* Objective:
Select lines where the word "étoit" appears.

* Records:
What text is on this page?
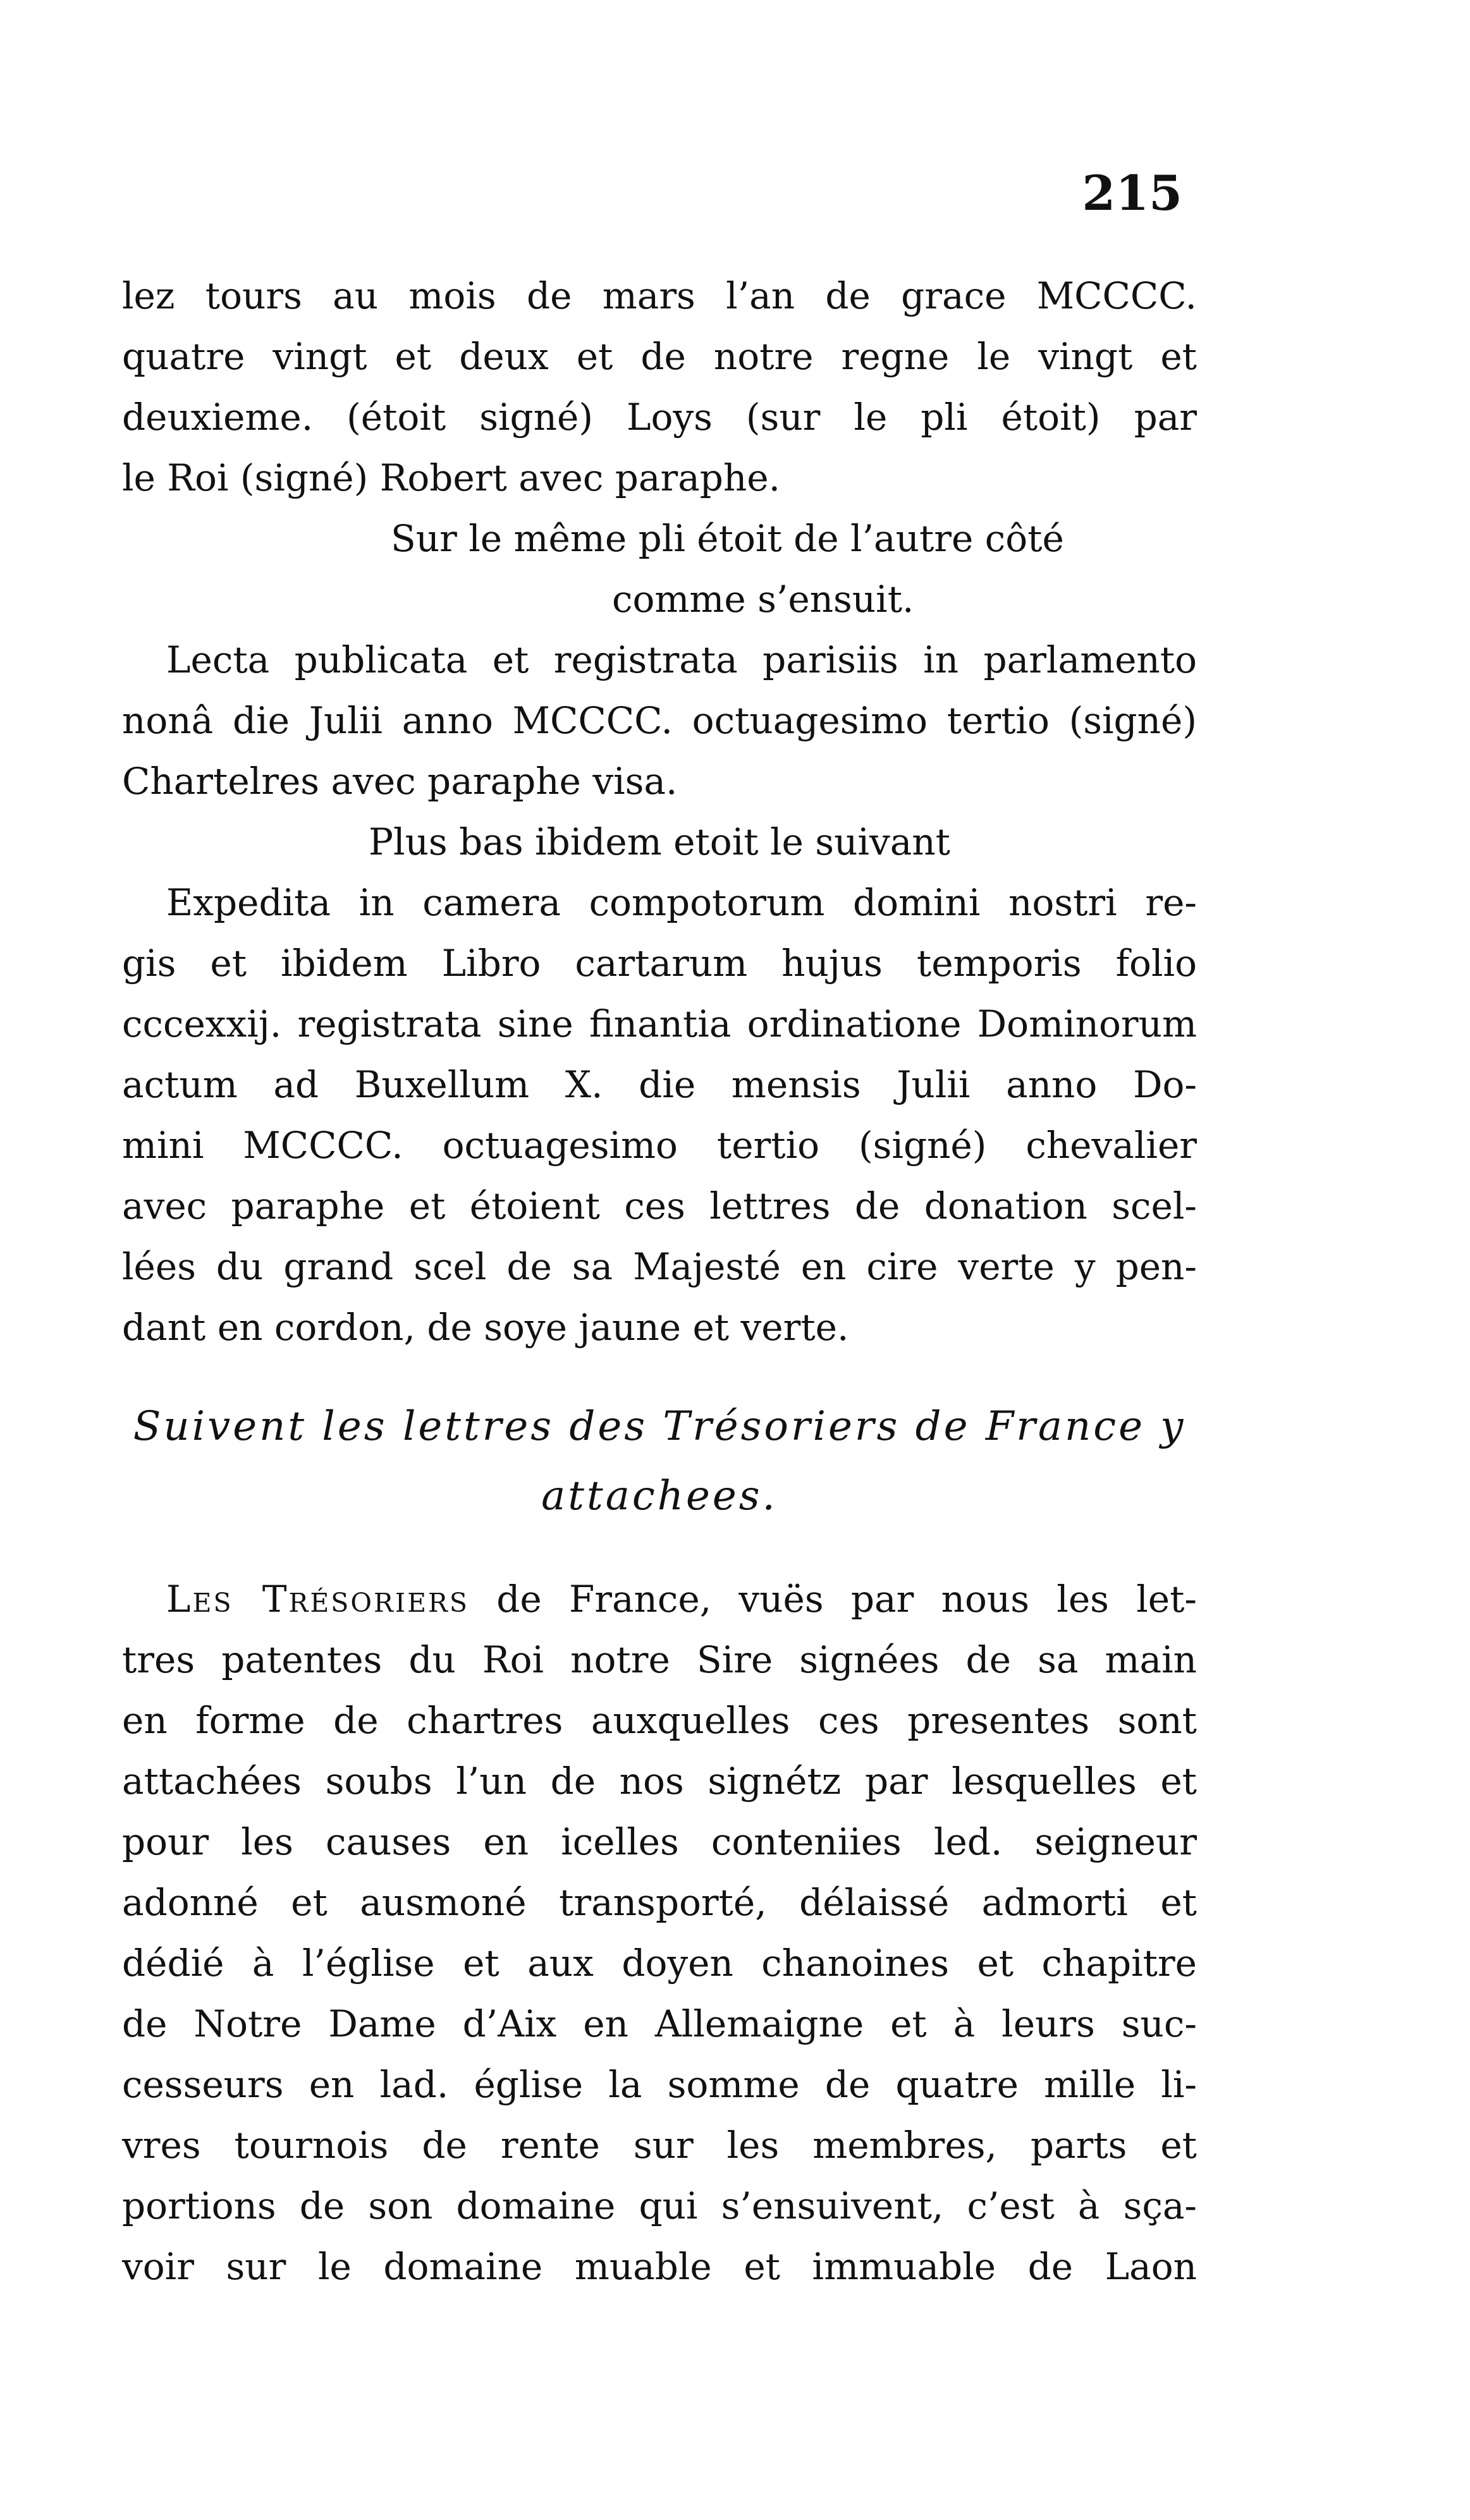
215
lez tours au mois de mars l’an de grace MCCCC.
quatre vingt et deux et de notre regne le vingt et
deuxieme. (étoit signé) Loys (sur le pli étoit) par
le Roi (signé) Robert avec paraphe.
Sur le même pli étoit de l’autre côté
comme s’ensuit.
Lecta publicata et registrata parisiis in parlamento
nonâ die Julii anno MCCCC. octuagesimo tertio (signé)
Chartelres avec paraphe visa.
Plus bas ibidem etoit le suivant
Expedita in camera compotorum domini nostri re-
gis et ibidem Libro cartarum hujus temporis folio
cccexxij. registrata sine finantia ordinatione Dominorum
actum ad Buxellum X. die mensis Julii anno Do-
mini MCCCC. octuagesimo tertio (signé) chevalier
avec paraphe et étoient ces lettres de donation scel-
lées du grand scel de sa Majesté en cire verte y pen-
dant en cordon, de soye jaune et verte.
Suivent les lettres des Trésoriers de France y
attachees.
Les Trésoriers de France, vuës par nous les let-
tres patentes du Roi notre Sire signées de sa main
en forme de chartres auxquelles ces presentes sont
attachées soubs l’un de nos signétz par lesquelles et
pour les causes en icelles conteniies led. seigneur
adonné et ausmoné transporté, délaissé admorti et
dédié à l’église et aux doyen chanoines et chapitre
de Notre Dame d’Aix en Allemaigne et à leurs suc-
cesseurs en lad. église la somme de quatre mille li-
vres tournois de rente sur les membres, parts et
portions de son domaine qui s’ensuivent, c’est à sça-
voir sur le domaine muable et immuable de Laon
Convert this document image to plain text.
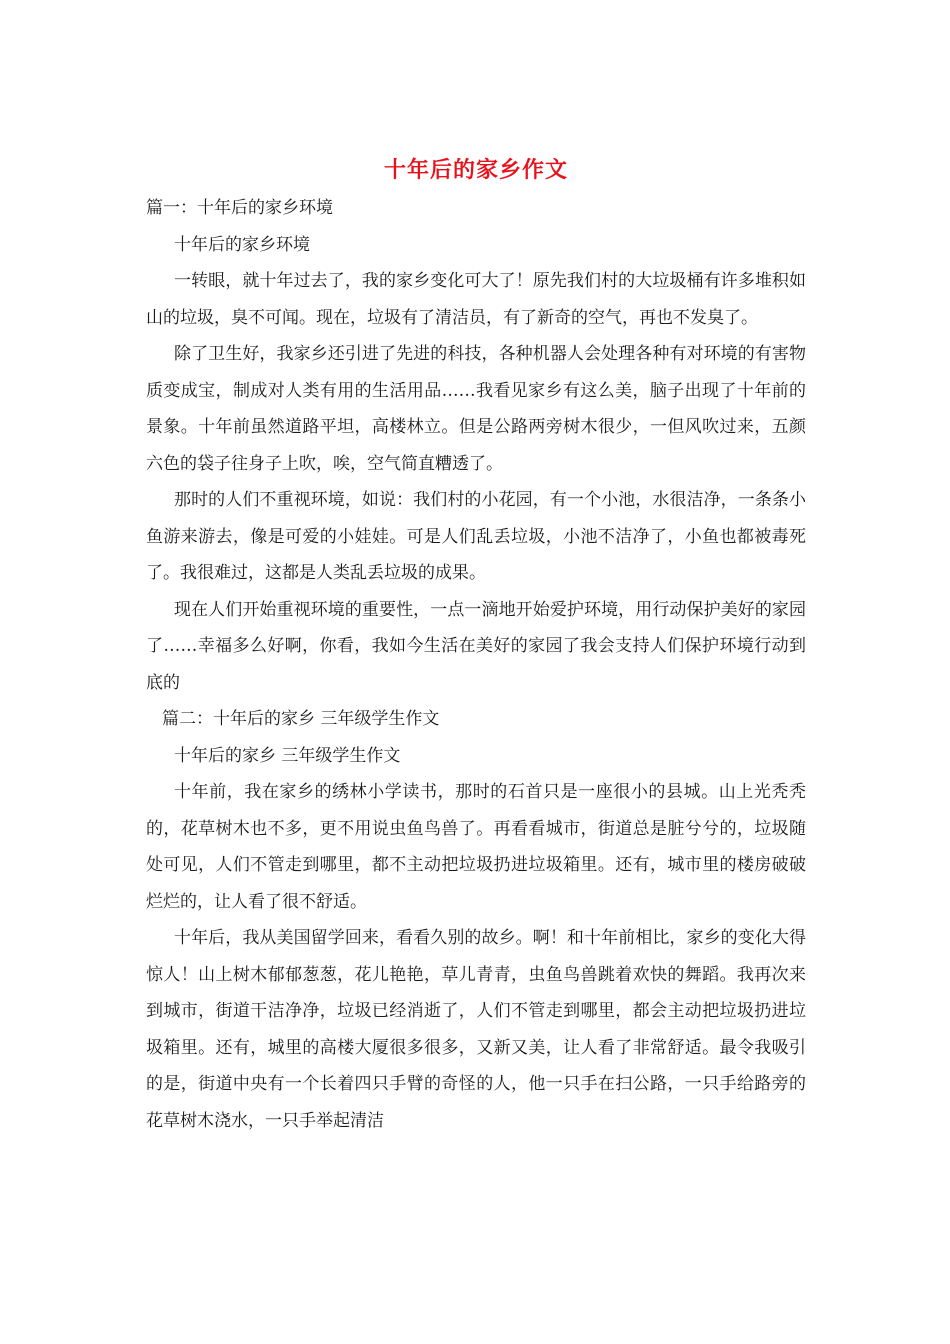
十年后的家乡作文

篇一：十年后的家乡环境

十年后的家乡环境

一转眼，就十年过去了，我的家乡变化可大了！原先我们村的大垃圾桶有许多堆积如山的垃圾，臭不可闻。现在，垃圾有了清洁员，有了新奇的空气，再也不发臭了。

除了卫生好，我家乡还引进了先进的科技，各种机器人会处理各种有对环境的有害物质变成宝，制成对人类有用的生活用品……我看见家乡有这么美，脑子出现了十年前的景象。十年前虽然道路平坦，高楼林立。但是公路两旁树木很少，一但风吹过来，五颜六色的袋子往身子上吹，唉，空气简直糟透了。

那时的人们不重视环境，如说：我们村的小花园，有一个小池，水很洁净，一条条小鱼游来游去，像是可爱的小娃娃。可是人们乱丢垃圾，小池不洁净了，小鱼也都被毒死了。我很难过，这都是人类乱丢垃圾的成果。

现在人们开始重视环境的重要性，一点一滴地开始爱护环境，用行动保护美好的家园了……幸福多么好啊，你看，我如今生活在美好的家园了我会支持人们保护环境行动到底的

篇二：十年后的家乡 三年级学生作文

十年后的家乡 三年级学生作文

十年前，我在家乡的绣林小学读书，那时的石首只是一座很小的县城。山上光秃秃的，花草树木也不多，更不用说虫鱼鸟兽了。再看看城市，街道总是脏兮兮的，垃圾随处可见，人们不管走到哪里，都不主动把垃圾扔进垃圾箱里。还有，城市里的楼房破破烂烂的，让人看了很不舒适。

十年后，我从美国留学回来，看看久别的故乡。啊！和十年前相比，家乡的变化大得惊人！山上树木郁郁葱葱，花儿艳艳，草儿青青，虫鱼鸟兽跳着欢快的舞蹈。我再次来到城市，街道干洁净净，垃圾已经消逝了，人们不管走到哪里，都会主动把垃圾扔进垃圾箱里。还有，城里的高楼大厦很多很多，又新又美，让人看了非常舒适。最令我吸引的是，街道中央有一个长着四只手臂的奇怪的人，他一只手在扫公路，一只手给路旁的花草树木浇水，一只手举起清洁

* Finished answer:
deuxieme. (étoit signé) Loys (sur le pli étoit) par
Sur le même pli étoit de l’autre côté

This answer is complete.